REQUIREMENTS =
In the lines below, find how many contain the word "Mind" and report that figure alone.

DATA FOR THIS TASK =
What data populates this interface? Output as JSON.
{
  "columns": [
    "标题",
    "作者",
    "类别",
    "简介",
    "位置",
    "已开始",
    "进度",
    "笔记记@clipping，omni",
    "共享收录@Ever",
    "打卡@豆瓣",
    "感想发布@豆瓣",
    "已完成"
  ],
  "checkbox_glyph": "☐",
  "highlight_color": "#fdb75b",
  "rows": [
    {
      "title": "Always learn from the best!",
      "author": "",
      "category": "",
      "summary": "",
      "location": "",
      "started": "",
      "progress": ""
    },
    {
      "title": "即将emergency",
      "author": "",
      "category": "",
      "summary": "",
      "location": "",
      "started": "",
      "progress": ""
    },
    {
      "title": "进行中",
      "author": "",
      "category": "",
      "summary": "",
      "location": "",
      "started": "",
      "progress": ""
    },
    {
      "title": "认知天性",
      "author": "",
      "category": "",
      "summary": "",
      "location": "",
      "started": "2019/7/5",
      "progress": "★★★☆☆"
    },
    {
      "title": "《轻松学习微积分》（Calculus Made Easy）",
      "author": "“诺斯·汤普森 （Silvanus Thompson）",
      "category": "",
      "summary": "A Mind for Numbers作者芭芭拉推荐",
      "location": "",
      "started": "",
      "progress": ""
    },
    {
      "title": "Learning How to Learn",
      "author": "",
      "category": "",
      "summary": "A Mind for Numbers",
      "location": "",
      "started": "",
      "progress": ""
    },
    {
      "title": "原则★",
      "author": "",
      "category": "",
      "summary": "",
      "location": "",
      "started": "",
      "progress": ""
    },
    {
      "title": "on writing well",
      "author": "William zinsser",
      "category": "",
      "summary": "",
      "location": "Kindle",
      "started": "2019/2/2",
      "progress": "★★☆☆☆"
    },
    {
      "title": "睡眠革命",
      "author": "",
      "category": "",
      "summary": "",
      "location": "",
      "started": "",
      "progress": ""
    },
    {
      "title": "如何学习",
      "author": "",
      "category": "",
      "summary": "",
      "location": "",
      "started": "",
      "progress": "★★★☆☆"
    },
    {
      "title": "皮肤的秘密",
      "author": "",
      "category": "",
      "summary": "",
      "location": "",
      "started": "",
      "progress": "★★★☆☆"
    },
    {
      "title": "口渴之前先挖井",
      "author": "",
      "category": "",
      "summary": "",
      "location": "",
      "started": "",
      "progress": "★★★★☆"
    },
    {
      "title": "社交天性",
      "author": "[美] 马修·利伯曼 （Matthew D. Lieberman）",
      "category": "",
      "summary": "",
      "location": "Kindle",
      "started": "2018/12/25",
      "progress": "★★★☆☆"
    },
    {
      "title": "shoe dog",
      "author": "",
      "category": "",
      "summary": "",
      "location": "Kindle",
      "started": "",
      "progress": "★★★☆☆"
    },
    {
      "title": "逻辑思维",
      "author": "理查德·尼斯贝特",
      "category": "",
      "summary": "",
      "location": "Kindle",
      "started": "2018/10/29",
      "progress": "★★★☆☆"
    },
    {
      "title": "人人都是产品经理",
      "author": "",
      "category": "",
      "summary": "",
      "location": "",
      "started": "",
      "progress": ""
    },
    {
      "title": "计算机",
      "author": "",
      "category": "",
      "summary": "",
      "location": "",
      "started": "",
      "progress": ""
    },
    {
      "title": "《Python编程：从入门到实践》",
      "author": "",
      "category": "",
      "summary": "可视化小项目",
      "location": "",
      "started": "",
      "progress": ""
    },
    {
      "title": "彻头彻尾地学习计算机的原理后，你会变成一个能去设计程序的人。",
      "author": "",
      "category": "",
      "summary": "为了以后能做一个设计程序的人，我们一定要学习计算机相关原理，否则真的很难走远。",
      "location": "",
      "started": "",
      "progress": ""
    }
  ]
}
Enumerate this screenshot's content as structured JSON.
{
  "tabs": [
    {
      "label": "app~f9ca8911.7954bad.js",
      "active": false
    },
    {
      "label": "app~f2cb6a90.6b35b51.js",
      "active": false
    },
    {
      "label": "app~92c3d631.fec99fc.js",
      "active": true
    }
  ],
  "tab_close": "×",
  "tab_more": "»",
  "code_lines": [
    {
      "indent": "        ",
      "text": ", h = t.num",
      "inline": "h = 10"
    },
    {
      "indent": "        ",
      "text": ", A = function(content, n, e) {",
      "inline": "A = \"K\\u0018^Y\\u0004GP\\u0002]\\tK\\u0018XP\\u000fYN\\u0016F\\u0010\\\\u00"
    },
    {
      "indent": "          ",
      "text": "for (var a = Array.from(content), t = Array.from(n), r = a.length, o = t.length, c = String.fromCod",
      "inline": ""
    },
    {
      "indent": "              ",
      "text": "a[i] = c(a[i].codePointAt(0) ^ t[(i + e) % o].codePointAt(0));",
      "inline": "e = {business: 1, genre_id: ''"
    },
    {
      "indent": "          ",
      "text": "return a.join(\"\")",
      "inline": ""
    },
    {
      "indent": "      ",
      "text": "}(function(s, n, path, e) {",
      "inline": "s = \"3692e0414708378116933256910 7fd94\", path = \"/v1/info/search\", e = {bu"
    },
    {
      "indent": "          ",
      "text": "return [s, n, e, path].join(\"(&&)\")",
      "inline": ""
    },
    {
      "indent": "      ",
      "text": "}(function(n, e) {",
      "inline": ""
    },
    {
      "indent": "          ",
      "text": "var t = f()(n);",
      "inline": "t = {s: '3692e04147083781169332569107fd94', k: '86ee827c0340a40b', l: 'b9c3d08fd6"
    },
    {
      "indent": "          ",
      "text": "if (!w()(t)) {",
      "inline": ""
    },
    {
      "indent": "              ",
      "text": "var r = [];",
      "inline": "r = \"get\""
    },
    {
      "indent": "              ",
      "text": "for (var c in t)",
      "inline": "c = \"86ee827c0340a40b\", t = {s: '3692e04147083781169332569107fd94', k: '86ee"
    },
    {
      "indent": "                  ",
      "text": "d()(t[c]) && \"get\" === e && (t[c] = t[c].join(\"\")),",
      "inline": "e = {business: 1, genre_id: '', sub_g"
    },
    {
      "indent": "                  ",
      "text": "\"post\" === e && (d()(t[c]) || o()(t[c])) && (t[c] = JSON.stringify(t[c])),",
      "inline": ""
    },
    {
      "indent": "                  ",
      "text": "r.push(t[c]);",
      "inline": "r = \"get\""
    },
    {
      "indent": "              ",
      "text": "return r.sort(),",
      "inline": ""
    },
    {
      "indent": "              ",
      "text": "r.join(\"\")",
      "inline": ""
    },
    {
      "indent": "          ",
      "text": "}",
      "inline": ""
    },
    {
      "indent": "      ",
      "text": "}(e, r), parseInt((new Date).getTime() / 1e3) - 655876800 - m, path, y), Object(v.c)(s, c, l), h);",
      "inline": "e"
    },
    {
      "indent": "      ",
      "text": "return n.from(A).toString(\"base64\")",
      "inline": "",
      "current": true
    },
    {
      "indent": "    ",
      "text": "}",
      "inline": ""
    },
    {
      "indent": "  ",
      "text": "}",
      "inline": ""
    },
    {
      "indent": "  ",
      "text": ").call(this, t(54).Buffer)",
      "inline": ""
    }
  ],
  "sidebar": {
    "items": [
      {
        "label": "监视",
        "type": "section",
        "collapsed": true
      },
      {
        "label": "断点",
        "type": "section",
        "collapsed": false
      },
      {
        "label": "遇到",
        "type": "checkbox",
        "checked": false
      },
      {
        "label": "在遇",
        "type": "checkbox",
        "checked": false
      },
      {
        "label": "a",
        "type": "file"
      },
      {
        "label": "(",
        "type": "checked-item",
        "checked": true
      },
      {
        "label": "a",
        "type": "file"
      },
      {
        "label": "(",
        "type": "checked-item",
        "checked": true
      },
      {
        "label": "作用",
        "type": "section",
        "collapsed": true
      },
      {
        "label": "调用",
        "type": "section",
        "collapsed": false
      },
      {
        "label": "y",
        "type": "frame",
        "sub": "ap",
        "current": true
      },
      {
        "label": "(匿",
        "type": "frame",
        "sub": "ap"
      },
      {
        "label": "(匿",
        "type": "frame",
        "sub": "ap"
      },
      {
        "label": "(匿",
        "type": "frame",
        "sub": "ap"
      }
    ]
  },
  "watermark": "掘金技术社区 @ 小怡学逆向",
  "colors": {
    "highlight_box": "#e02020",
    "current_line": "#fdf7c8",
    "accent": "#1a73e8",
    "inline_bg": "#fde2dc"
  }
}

THE REPLY =
2